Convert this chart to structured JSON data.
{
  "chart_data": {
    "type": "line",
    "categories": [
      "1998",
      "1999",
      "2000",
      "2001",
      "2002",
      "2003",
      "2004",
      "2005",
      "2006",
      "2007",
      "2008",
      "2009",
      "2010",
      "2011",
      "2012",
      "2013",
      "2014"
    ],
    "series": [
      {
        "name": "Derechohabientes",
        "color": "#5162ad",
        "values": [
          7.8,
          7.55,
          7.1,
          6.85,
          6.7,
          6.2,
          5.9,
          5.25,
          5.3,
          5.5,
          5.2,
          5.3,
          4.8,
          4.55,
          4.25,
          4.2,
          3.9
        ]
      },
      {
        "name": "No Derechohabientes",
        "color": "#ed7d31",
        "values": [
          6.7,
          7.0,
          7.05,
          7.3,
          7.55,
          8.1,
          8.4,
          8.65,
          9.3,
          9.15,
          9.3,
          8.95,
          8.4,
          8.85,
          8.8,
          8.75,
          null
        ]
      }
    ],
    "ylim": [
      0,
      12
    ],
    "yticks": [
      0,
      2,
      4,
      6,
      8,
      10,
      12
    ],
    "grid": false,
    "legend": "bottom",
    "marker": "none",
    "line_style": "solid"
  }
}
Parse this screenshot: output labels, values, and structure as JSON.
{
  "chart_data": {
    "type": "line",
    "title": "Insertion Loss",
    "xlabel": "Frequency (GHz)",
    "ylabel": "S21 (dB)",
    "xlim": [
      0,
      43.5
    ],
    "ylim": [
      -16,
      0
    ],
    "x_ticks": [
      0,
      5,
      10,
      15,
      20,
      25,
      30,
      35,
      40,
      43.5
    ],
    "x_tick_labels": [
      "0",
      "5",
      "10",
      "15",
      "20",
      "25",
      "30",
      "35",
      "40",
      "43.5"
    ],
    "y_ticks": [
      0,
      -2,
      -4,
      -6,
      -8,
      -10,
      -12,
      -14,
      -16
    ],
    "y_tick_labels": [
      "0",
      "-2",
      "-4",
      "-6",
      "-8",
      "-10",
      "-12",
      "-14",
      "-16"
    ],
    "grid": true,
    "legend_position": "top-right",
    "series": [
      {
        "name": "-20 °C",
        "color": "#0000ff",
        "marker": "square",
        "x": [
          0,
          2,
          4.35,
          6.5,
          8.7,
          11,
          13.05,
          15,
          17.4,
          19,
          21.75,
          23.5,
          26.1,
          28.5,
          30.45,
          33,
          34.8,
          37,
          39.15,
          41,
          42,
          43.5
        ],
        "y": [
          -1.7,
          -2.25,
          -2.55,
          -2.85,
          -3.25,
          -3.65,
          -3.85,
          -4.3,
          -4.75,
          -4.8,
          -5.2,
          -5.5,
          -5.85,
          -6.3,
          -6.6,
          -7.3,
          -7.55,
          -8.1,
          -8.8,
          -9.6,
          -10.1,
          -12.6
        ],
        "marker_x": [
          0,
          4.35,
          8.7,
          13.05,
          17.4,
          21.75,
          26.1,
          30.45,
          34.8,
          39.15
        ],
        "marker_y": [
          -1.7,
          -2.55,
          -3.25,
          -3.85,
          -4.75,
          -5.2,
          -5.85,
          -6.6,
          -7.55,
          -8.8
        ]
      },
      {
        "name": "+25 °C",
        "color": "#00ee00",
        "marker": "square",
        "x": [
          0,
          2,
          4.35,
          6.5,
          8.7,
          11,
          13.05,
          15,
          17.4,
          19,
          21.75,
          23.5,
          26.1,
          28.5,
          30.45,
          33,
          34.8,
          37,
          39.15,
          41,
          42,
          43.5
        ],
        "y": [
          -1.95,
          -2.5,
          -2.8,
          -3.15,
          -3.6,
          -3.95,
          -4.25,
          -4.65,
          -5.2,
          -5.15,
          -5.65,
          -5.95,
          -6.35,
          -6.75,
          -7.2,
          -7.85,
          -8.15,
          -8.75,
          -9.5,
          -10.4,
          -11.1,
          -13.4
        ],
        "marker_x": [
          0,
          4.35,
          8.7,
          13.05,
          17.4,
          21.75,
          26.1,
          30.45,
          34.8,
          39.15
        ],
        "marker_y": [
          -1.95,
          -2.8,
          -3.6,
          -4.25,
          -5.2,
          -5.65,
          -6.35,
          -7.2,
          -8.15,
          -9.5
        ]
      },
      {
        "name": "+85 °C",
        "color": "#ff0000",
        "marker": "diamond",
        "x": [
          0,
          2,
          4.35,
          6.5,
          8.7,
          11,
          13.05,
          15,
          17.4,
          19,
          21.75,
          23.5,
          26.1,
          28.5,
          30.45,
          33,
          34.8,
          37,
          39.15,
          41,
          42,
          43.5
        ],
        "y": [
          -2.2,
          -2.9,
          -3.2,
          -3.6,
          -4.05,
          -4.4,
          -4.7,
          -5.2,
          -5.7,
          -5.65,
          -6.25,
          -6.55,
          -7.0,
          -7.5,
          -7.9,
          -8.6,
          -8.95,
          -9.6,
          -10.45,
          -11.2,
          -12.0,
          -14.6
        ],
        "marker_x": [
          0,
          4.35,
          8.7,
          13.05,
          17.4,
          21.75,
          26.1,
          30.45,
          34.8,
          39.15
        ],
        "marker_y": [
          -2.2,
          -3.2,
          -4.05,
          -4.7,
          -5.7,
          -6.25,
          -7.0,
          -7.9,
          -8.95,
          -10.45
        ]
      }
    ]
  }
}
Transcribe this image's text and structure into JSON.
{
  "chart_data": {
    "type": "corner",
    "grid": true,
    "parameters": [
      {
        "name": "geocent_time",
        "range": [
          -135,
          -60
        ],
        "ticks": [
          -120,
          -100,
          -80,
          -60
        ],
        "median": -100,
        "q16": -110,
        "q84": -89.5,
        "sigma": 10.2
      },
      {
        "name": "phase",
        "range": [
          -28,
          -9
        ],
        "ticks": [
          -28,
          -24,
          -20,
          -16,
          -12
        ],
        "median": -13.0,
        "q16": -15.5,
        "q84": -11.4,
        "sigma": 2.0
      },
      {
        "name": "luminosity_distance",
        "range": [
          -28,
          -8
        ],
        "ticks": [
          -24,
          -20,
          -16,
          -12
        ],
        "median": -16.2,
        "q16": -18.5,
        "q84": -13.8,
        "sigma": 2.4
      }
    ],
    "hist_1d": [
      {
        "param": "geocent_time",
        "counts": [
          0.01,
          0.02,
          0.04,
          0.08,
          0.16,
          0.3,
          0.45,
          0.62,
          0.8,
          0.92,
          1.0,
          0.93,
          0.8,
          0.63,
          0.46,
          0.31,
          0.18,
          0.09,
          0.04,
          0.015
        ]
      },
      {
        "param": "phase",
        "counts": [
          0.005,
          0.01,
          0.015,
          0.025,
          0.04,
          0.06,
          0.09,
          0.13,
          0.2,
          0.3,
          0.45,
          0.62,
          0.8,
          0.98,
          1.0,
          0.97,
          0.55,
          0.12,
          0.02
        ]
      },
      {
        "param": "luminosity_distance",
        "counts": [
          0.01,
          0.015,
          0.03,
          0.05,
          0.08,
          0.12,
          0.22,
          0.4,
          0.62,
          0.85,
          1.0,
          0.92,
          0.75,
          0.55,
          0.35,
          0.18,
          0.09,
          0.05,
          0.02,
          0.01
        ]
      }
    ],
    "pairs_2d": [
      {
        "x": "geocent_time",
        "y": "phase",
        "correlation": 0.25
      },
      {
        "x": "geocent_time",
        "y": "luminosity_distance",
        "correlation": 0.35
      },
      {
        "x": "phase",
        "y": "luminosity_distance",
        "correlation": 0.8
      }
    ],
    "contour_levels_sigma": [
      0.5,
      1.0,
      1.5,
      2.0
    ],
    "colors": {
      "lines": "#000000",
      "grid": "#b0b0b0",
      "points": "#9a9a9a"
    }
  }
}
▬▬▬▬▬▬
§ Requirement:
Print all the data exactly.

§ Output of the exercise:
Convert this chart to structured JSON data.
{
  "chart_data": {
    "type": "line",
    "categories": [
      "1998",
      "1999",
      "2000",
      "2001",
      "2002",
      "2003",
      "2004",
      "2005",
      "2006",
      "2007",
      "2008",
      "2009",
      "2010",
      "2011",
      "2012",
      "2013",
      "2014"
    ],
    "series": [
      {
        "name": "Derechohabientes",
        "color": "#5162ad",
        "values": [
          7.8,
          7.55,
          7.1,
          6.85,
          6.7,
          6.2,
          5.9,
          5.25,
          5.3,
          5.5,
          5.2,
          5.3,
          4.8,
          4.55,
          4.25,
          4.2,
          3.9
        ]
      },
      {
        "name": "No Derechohabientes",
        "color": "#ed7d31",
        "values": [
          6.7,
          7.0,
          7.05,
          7.3,
          7.55,
          8.1,
          8.4,
          8.65,
          9.3,
          9.15,
          9.3,
          8.95,
          8.4,
          8.85,
          8.8,
          8.75,
          null
        ]
      }
    ],
    "ylim": [
      0,
      12
    ],
    "yticks": [
      0,
      2,
      4,
      6,
      8,
      10,
      12
    ],
    "grid": false,
    "legend": "bottom",
    "marker": "none",
    "line_style": "solid"
  }
}
Parse this screenshot: output labels, values, and structure as JSON.
{
  "chart_data": {
    "type": "line",
    "title": "Insertion Loss",
    "xlabel": "Frequency (GHz)",
    "ylabel": "S21 (dB)",
    "xlim": [
      0,
      43.5
    ],
    "ylim": [
      -16,
      0
    ],
    "x_ticks": [
      0,
      5,
      10,
      15,
      20,
      25,
      30,
      35,
      40,
      43.5
    ],
    "x_tick_labels": [
      "0",
      "5",
      "10",
      "15",
      "20",
      "25",
      "30",
      "35",
      "40",
      "43.5"
    ],
    "y_ticks": [
      0,
      -2,
      -4,
      -6,
      -8,
      -10,
      -12,
      -14,
      -16
    ],
    "y_tick_labels": [
      "0",
      "-2",
      "-4",
      "-6",
      "-8",
      "-10",
      "-12",
      "-14",
      "-16"
    ],
    "grid": true,
    "legend_position": "top-right",
    "series": [
      {
        "name": "-20 °C",
        "color": "#0000ff",
        "marker": "square",
        "x": [
          0,
          2,
          4.35,
          6.5,
          8.7,
          11,
          13.05,
          15,
          17.4,
          19,
          21.75,
          23.5,
          26.1,
          28.5,
          30.45,
          33,
          34.8,
          37,
          39.15,
          41,
          42,
          43.5
        ],
        "y": [
          -1.7,
          -2.25,
          -2.55,
          -2.85,
          -3.25,
          -3.65,
          -3.85,
          -4.3,
          -4.75,
          -4.8,
          -5.2,
          -5.5,
          -5.85,
          -6.3,
          -6.6,
          -7.3,
          -7.55,
          -8.1,
          -8.8,
          -9.6,
          -10.1,
          -12.6
        ],
        "marker_x": [
          0,
          4.35,
          8.7,
          13.05,
          17.4,
          21.75,
          26.1,
          30.45,
          34.8,
          39.15
        ],
        "marker_y": [
          -1.7,
          -2.55,
          -3.25,
          -3.85,
          -4.75,
          -5.2,
          -5.85,
          -6.6,
          -7.55,
          -8.8
        ]
      },
      {
        "name": "+25 °C",
        "color": "#00ee00",
        "marker": "square",
        "x": [
          0,
          2,
          4.35,
          6.5,
          8.7,
          11,
          13.05,
          15,
          17.4,
          19,
          21.75,
          23.5,
          26.1,
          28.5,
          30.45,
          33,
          34.8,
          37,
          39.15,
          41,
          42,
          43.5
        ],
        "y": [
          -1.95,
          -2.5,
          -2.8,
          -3.15,
          -3.6,
          -3.95,
          -4.25,
          -4.65,
          -5.2,
          -5.15,
          -5.65,
          -5.95,
          -6.35,
          -6.75,
          -7.2,
          -7.85,
          -8.15,
          -8.75,
          -9.5,
          -10.4,
          -11.1,
          -13.4
        ],
        "marker_x": [
          0,
          4.35,
          8.7,
          13.05,
          17.4,
          21.75,
          26.1,
          30.45,
          34.8,
          39.15
        ],
        "marker_y": [
          -1.95,
          -2.8,
          -3.6,
          -4.25,
          -5.2,
          -5.65,
          -6.35,
          -7.2,
          -8.15,
          -9.5
        ]
      },
      {
        "name": "+85 °C",
        "color": "#ff0000",
        "marker": "diamond",
        "x": [
          0,
          2,
          4.35,
          6.5,
          8.7,
          11,
          13.05,
          15,
          17.4,
          19,
          21.75,
          23.5,
          26.1,
          28.5,
          30.45,
          33,
          34.8,
          37,
          39.15,
          41,
          42,
          43.5
        ],
        "y": [
          -2.2,
          -2.9,
          -3.2,
          -3.6,
          -4.05,
          -4.4,
          -4.7,
          -5.2,
          -5.7,
          -5.65,
          -6.25,
          -6.55,
          -7.0,
          -7.5,
          -7.9,
          -8.6,
          -8.95,
          -9.6,
          -10.45,
          -11.2,
          -12.0,
          -14.6
        ],
        "marker_x": [
          0,
          4.35,
          8.7,
          13.05,
          17.4,
          21.75,
          26.1,
          30.45,
          34.8,
          39.15
        ],
        "marker_y": [
          -2.2,
          -3.2,
          -4.05,
          -4.7,
          -5.7,
          -6.25,
          -7.0,
          -7.9,
          -8.95,
          -10.45
        ]
      }
    ]
  }
}
Transcribe this image's text and structure into JSON.
{
  "chart_data": {
    "type": "corner",
    "grid": true,
    "parameters": [
      {
        "name": "geocent_time",
        "range": [
          -135,
          -60
        ],
        "ticks": [
          -120,
          -100,
          -80,
          -60
        ],
        "median": -100,
        "q16": -110,
        "q84": -89.5,
        "sigma": 10.2
      },
      {
        "name": "phase",
        "range": [
          -28,
          -9
        ],
        "ticks": [
          -28,
          -24,
          -20,
          -16,
          -12
        ],
        "median": -13.0,
        "q16": -15.5,
        "q84": -11.4,
        "sigma": 2.0
      },
      {
        "name": "luminosity_distance",
        "range": [
          -28,
          -8
        ],
        "ticks": [
          -24,
          -20,
          -16,
          -12
        ],
        "median": -16.2,
        "q16": -18.5,
        "q84": -13.8,
        "sigma": 2.4
      }
    ],
    "hist_1d": [
      {
        "param": "geocent_time",
        "counts": [
          0.01,
          0.02,
          0.04,
          0.08,
          0.16,
          0.3,
          0.45,
          0.62,
          0.8,
          0.92,
          1.0,
          0.93,
          0.8,
          0.63,
          0.46,
          0.31,
          0.18,
          0.09,
          0.04,
          0.015
        ]
      },
      {
        "param": "phase",
        "counts": [
          0.005,
          0.01,
          0.015,
          0.025,
          0.04,
          0.06,
          0.09,
          0.13,
          0.2,
          0.3,
          0.45,
          0.62,
          0.8,
          0.98,
          1.0,
          0.97,
          0.55,
          0.12,
          0.02
        ]
      },
      {
        "param": "luminosity_distance",
        "counts": [
          0.01,
          0.015,
          0.03,
          0.05,
          0.08,
          0.12,
          0.22,
          0.4,
          0.62,
          0.85,
          1.0,
          0.92,
          0.75,
          0.55,
          0.35,
          0.18,
          0.09,
          0.05,
          0.02,
          0.01
        ]
      }
    ],
    "pairs_2d": [
      {
        "x": "geocent_time",
        "y": "phase",
        "correlation": 0.25
      },
      {
        "x": "geocent_time",
        "y": "luminosity_distance",
        "correlation": 0.35
      },
      {
        "x": "phase",
        "y": "luminosity_distance",
        "correlation": 0.8
      }
    ],
    "contour_levels_sigma": [
      0.5,
      1.0,
      1.5,
      2.0
    ],
    "colors": {
      "lines": "#000000",
      "grid": "#b0b0b0",
      "points": "#9a9a9a"
    }
  }
}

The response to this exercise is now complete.